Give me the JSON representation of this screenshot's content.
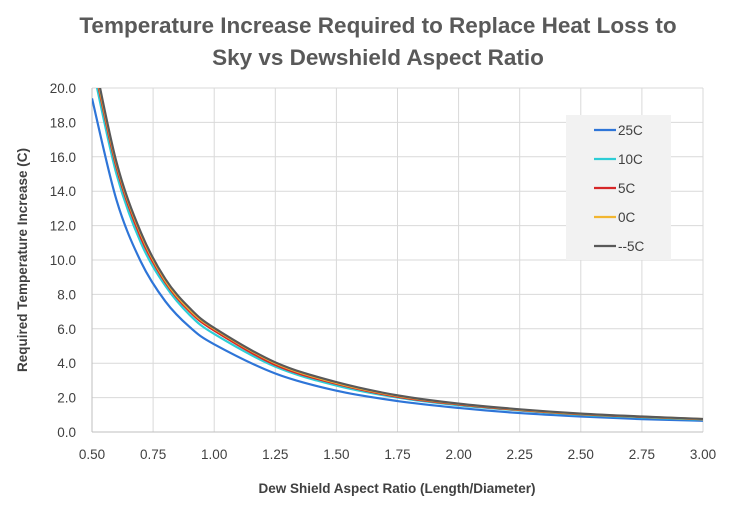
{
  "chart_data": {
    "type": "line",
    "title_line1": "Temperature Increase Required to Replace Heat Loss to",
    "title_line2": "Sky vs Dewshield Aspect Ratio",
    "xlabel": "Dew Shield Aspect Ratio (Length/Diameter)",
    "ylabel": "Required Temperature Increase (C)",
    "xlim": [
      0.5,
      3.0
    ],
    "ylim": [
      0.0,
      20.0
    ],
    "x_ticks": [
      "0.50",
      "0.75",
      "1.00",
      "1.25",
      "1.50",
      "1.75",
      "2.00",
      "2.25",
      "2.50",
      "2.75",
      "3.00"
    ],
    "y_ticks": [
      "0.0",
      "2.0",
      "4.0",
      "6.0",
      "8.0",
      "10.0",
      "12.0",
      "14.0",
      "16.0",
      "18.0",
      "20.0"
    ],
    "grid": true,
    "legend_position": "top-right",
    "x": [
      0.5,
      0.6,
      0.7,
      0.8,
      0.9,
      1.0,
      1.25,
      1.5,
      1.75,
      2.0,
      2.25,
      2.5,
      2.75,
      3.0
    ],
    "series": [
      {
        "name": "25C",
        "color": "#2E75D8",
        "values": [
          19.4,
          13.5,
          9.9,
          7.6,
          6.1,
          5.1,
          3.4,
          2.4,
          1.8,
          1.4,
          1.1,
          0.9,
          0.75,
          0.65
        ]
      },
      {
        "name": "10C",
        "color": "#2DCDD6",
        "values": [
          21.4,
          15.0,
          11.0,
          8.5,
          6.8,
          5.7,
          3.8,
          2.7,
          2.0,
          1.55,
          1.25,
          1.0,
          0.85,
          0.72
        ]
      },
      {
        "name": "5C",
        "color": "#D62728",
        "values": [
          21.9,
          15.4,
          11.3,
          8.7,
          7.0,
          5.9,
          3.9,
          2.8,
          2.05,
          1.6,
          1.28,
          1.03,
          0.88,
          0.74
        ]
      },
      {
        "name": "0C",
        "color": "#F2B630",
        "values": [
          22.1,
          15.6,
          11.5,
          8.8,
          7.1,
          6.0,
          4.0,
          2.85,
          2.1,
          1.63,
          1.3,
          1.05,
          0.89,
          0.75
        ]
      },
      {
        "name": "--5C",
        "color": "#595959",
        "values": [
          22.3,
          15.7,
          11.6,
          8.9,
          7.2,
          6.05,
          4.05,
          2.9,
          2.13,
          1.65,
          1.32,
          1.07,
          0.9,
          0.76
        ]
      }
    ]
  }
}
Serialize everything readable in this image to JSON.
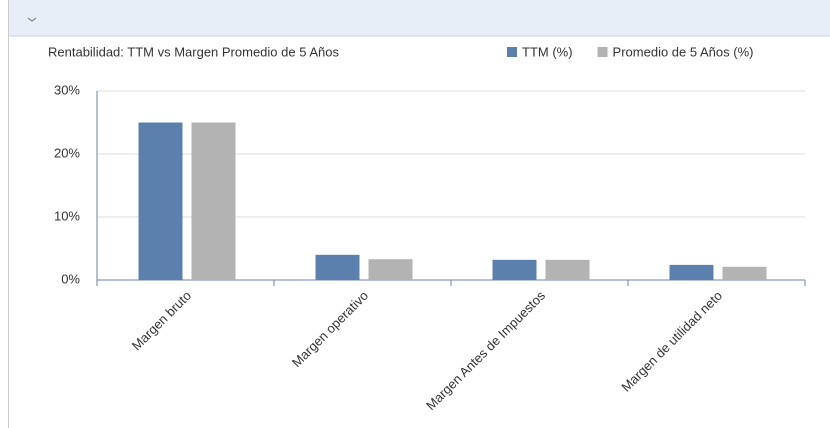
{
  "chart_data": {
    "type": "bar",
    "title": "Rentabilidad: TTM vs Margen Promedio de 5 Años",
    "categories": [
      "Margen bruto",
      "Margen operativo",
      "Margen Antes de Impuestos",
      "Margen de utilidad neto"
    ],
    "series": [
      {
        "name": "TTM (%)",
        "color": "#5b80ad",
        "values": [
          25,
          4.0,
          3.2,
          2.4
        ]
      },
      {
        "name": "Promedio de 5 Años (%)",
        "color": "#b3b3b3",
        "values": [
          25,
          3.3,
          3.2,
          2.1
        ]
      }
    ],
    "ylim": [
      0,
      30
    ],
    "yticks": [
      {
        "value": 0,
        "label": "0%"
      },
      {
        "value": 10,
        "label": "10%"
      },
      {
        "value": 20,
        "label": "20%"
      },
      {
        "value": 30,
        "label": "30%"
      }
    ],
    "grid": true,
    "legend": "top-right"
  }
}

^^^^^^^^^^^^^^^^

Repeat the entries exactly and keep the pictures out of the copy.

Give me the JSON representation of this screenshot's content.
{
  "chart_data": {
    "type": "line",
    "title_line1": "Temperature Increase Required to Replace Heat Loss to",
    "title_line2": "Sky vs Dewshield Aspect Ratio",
    "xlabel": "Dew Shield Aspect Ratio (Length/Diameter)",
    "ylabel": "Required Temperature Increase (C)",
    "xlim": [
      0.5,
      3.0
    ],
    "ylim": [
      0.0,
      20.0
    ],
    "x_ticks": [
      "0.50",
      "0.75",
      "1.00",
      "1.25",
      "1.50",
      "1.75",
      "2.00",
      "2.25",
      "2.50",
      "2.75",
      "3.00"
    ],
    "y_ticks": [
      "0.0",
      "2.0",
      "4.0",
      "6.0",
      "8.0",
      "10.0",
      "12.0",
      "14.0",
      "16.0",
      "18.0",
      "20.0"
    ],
    "grid": true,
    "legend_position": "top-right",
    "x": [
      0.5,
      0.6,
      0.7,
      0.8,
      0.9,
      1.0,
      1.25,
      1.5,
      1.75,
      2.0,
      2.25,
      2.5,
      2.75,
      3.0
    ],
    "series": [
      {
        "name": "25C",
        "color": "#2E75D8",
        "values": [
          19.4,
          13.5,
          9.9,
          7.6,
          6.1,
          5.1,
          3.4,
          2.4,
          1.8,
          1.4,
          1.1,
          0.9,
          0.75,
          0.65
        ]
      },
      {
        "name": "10C",
        "color": "#2DCDD6",
        "values": [
          21.4,
          15.0,
          11.0,
          8.5,
          6.8,
          5.7,
          3.8,
          2.7,
          2.0,
          1.55,
          1.25,
          1.0,
          0.85,
          0.72
        ]
      },
      {
        "name": "5C",
        "color": "#D62728",
        "values": [
          21.9,
          15.4,
          11.3,
          8.7,
          7.0,
          5.9,
          3.9,
          2.8,
          2.05,
          1.6,
          1.28,
          1.03,
          0.88,
          0.74
        ]
      },
      {
        "name": "0C",
        "color": "#F2B630",
        "values": [
          22.1,
          15.6,
          11.5,
          8.8,
          7.1,
          6.0,
          4.0,
          2.85,
          2.1,
          1.63,
          1.3,
          1.05,
          0.89,
          0.75
        ]
      },
      {
        "name": "--5C",
        "color": "#595959",
        "values": [
          22.3,
          15.7,
          11.6,
          8.9,
          7.2,
          6.05,
          4.05,
          2.9,
          2.13,
          1.65,
          1.32,
          1.07,
          0.9,
          0.76
        ]
      }
    ]
  }
}
Serialize everything readable in this image to JSON.
{
  "chart_data": {
    "type": "bar",
    "title": "Rentabilidad: TTM vs Margen Promedio de 5 Años",
    "categories": [
      "Margen bruto",
      "Margen operativo",
      "Margen Antes de Impuestos",
      "Margen de utilidad neto"
    ],
    "series": [
      {
        "name": "TTM (%)",
        "color": "#5b80ad",
        "values": [
          25,
          4.0,
          3.2,
          2.4
        ]
      },
      {
        "name": "Promedio de 5 Años (%)",
        "color": "#b3b3b3",
        "values": [
          25,
          3.3,
          3.2,
          2.1
        ]
      }
    ],
    "ylim": [
      0,
      30
    ],
    "yticks": [
      {
        "value": 0,
        "label": "0%"
      },
      {
        "value": 10,
        "label": "10%"
      },
      {
        "value": 20,
        "label": "20%"
      },
      {
        "value": 30,
        "label": "30%"
      }
    ],
    "grid": true,
    "legend": "top-right"
  }
}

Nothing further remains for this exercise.